# [THE REQUEST]
Print each of the entries exactly, leaving nothing out.

-- -- --

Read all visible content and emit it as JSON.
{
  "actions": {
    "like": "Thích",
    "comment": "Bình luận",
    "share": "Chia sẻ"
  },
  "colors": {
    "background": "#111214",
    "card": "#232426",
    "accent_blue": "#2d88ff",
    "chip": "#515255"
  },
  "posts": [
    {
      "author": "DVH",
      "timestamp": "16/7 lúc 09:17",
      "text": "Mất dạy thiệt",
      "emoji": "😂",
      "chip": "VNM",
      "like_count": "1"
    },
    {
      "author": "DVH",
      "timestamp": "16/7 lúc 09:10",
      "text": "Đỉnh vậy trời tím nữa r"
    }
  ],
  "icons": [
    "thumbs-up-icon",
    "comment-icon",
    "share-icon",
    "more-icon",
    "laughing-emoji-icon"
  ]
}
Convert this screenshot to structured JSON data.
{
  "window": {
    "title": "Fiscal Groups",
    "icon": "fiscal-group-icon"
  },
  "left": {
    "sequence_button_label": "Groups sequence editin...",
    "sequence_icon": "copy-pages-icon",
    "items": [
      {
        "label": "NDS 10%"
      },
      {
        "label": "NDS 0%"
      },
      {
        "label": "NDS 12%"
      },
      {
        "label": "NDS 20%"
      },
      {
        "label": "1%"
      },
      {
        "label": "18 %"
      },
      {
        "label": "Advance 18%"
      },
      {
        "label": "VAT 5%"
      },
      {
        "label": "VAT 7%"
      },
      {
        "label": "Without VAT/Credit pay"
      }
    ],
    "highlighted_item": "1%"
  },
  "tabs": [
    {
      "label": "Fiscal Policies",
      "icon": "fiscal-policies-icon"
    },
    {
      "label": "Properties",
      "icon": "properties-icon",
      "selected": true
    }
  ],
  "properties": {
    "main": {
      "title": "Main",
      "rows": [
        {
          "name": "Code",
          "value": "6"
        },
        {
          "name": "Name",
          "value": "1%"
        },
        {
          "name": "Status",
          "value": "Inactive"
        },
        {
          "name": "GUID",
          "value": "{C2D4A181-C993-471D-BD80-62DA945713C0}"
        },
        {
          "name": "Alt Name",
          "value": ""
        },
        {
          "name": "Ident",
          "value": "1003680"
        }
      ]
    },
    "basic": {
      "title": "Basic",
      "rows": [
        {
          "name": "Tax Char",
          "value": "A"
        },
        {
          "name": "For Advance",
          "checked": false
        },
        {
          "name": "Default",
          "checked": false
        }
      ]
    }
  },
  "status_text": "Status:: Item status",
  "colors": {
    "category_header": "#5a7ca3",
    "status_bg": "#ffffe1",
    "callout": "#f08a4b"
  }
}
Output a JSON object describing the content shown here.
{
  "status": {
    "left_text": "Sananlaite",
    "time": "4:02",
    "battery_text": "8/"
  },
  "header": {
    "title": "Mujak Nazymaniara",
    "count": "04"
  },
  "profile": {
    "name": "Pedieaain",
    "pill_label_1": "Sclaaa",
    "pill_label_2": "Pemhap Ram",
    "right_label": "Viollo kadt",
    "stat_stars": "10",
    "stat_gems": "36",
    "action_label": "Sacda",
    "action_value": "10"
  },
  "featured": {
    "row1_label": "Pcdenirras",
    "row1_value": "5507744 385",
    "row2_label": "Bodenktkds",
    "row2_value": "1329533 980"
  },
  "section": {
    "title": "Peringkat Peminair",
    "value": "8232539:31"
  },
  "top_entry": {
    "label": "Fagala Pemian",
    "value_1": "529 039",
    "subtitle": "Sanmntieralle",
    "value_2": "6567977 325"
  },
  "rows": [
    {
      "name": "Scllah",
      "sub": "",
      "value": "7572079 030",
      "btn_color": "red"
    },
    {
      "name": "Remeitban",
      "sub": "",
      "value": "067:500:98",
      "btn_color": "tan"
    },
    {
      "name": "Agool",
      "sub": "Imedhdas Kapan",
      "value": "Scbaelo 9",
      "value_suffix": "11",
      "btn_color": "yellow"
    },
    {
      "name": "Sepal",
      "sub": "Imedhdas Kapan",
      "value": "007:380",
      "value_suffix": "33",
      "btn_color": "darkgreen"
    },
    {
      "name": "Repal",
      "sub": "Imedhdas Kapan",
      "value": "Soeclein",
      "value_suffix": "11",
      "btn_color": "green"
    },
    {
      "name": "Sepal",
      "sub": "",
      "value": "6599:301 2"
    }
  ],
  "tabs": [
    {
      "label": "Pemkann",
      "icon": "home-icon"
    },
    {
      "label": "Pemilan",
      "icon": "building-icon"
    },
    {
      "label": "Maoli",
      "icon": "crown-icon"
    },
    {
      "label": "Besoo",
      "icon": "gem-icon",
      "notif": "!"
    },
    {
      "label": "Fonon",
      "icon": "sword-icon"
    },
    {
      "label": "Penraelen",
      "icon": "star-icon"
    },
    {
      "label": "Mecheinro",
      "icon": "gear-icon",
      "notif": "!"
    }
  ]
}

-- -- --

# [RESULT FOR THIS TASK]
Read all visible content and emit it as JSON.
{
  "actions": {
    "like": "Thích",
    "comment": "Bình luận",
    "share": "Chia sẻ"
  },
  "colors": {
    "background": "#111214",
    "card": "#232426",
    "accent_blue": "#2d88ff",
    "chip": "#515255"
  },
  "posts": [
    {
      "author": "DVH",
      "timestamp": "16/7 lúc 09:17",
      "text": "Mất dạy thiệt",
      "emoji": "😂",
      "chip": "VNM",
      "like_count": "1"
    },
    {
      "author": "DVH",
      "timestamp": "16/7 lúc 09:10",
      "text": "Đỉnh vậy trời tím nữa r"
    }
  ],
  "icons": [
    "thumbs-up-icon",
    "comment-icon",
    "share-icon",
    "more-icon",
    "laughing-emoji-icon"
  ]
}
Convert this screenshot to structured JSON data.
{
  "window": {
    "title": "Fiscal Groups",
    "icon": "fiscal-group-icon"
  },
  "left": {
    "sequence_button_label": "Groups sequence editin...",
    "sequence_icon": "copy-pages-icon",
    "items": [
      {
        "label": "NDS 10%"
      },
      {
        "label": "NDS 0%"
      },
      {
        "label": "NDS 12%"
      },
      {
        "label": "NDS 20%"
      },
      {
        "label": "1%"
      },
      {
        "label": "18 %"
      },
      {
        "label": "Advance 18%"
      },
      {
        "label": "VAT 5%"
      },
      {
        "label": "VAT 7%"
      },
      {
        "label": "Without VAT/Credit pay"
      }
    ],
    "highlighted_item": "1%"
  },
  "tabs": [
    {
      "label": "Fiscal Policies",
      "icon": "fiscal-policies-icon"
    },
    {
      "label": "Properties",
      "icon": "properties-icon",
      "selected": true
    }
  ],
  "properties": {
    "main": {
      "title": "Main",
      "rows": [
        {
          "name": "Code",
          "value": "6"
        },
        {
          "name": "Name",
          "value": "1%"
        },
        {
          "name": "Status",
          "value": "Inactive"
        },
        {
          "name": "GUID",
          "value": "{C2D4A181-C993-471D-BD80-62DA945713C0}"
        },
        {
          "name": "Alt Name",
          "value": ""
        },
        {
          "name": "Ident",
          "value": "1003680"
        }
      ]
    },
    "basic": {
      "title": "Basic",
      "rows": [
        {
          "name": "Tax Char",
          "value": "A"
        },
        {
          "name": "For Advance",
          "checked": false
        },
        {
          "name": "Default",
          "checked": false
        }
      ]
    }
  },
  "status_text": "Status:: Item status",
  "colors": {
    "category_header": "#5a7ca3",
    "status_bg": "#ffffe1",
    "callout": "#f08a4b"
  }
}
Output a JSON object describing the content shown here.
{
  "status": {
    "left_text": "Sananlaite",
    "time": "4:02",
    "battery_text": "8/"
  },
  "header": {
    "title": "Mujak Nazymaniara",
    "count": "04"
  },
  "profile": {
    "name": "Pedieaain",
    "pill_label_1": "Sclaaa",
    "pill_label_2": "Pemhap Ram",
    "right_label": "Viollo kadt",
    "stat_stars": "10",
    "stat_gems": "36",
    "action_label": "Sacda",
    "action_value": "10"
  },
  "featured": {
    "row1_label": "Pcdenirras",
    "row1_value": "5507744 385",
    "row2_label": "Bodenktkds",
    "row2_value": "1329533 980"
  },
  "section": {
    "title": "Peringkat Peminair",
    "value": "8232539:31"
  },
  "top_entry": {
    "label": "Fagala Pemian",
    "value_1": "529 039",
    "subtitle": "Sanmntieralle",
    "value_2": "6567977 325"
  },
  "rows": [
    {
      "name": "Scllah",
      "sub": "",
      "value": "7572079 030",
      "btn_color": "red"
    },
    {
      "name": "Remeitban",
      "sub": "",
      "value": "067:500:98",
      "btn_color": "tan"
    },
    {
      "name": "Agool",
      "sub": "Imedhdas Kapan",
      "value": "Scbaelo 9",
      "value_suffix": "11",
      "btn_color": "yellow"
    },
    {
      "name": "Sepal",
      "sub": "Imedhdas Kapan",
      "value": "007:380",
      "value_suffix": "33",
      "btn_color": "darkgreen"
    },
    {
      "name": "Repal",
      "sub": "Imedhdas Kapan",
      "value": "Soeclein",
      "value_suffix": "11",
      "btn_color": "green"
    },
    {
      "name": "Sepal",
      "sub": "",
      "value": "6599:301 2"
    }
  ],
  "tabs": [
    {
      "label": "Pemkann",
      "icon": "home-icon"
    },
    {
      "label": "Pemilan",
      "icon": "building-icon"
    },
    {
      "label": "Maoli",
      "icon": "crown-icon"
    },
    {
      "label": "Besoo",
      "icon": "gem-icon",
      "notif": "!"
    },
    {
      "label": "Fonon",
      "icon": "sword-icon"
    },
    {
      "label": "Penraelen",
      "icon": "star-icon"
    },
    {
      "label": "Mecheinro",
      "icon": "gear-icon",
      "notif": "!"
    }
  ]
}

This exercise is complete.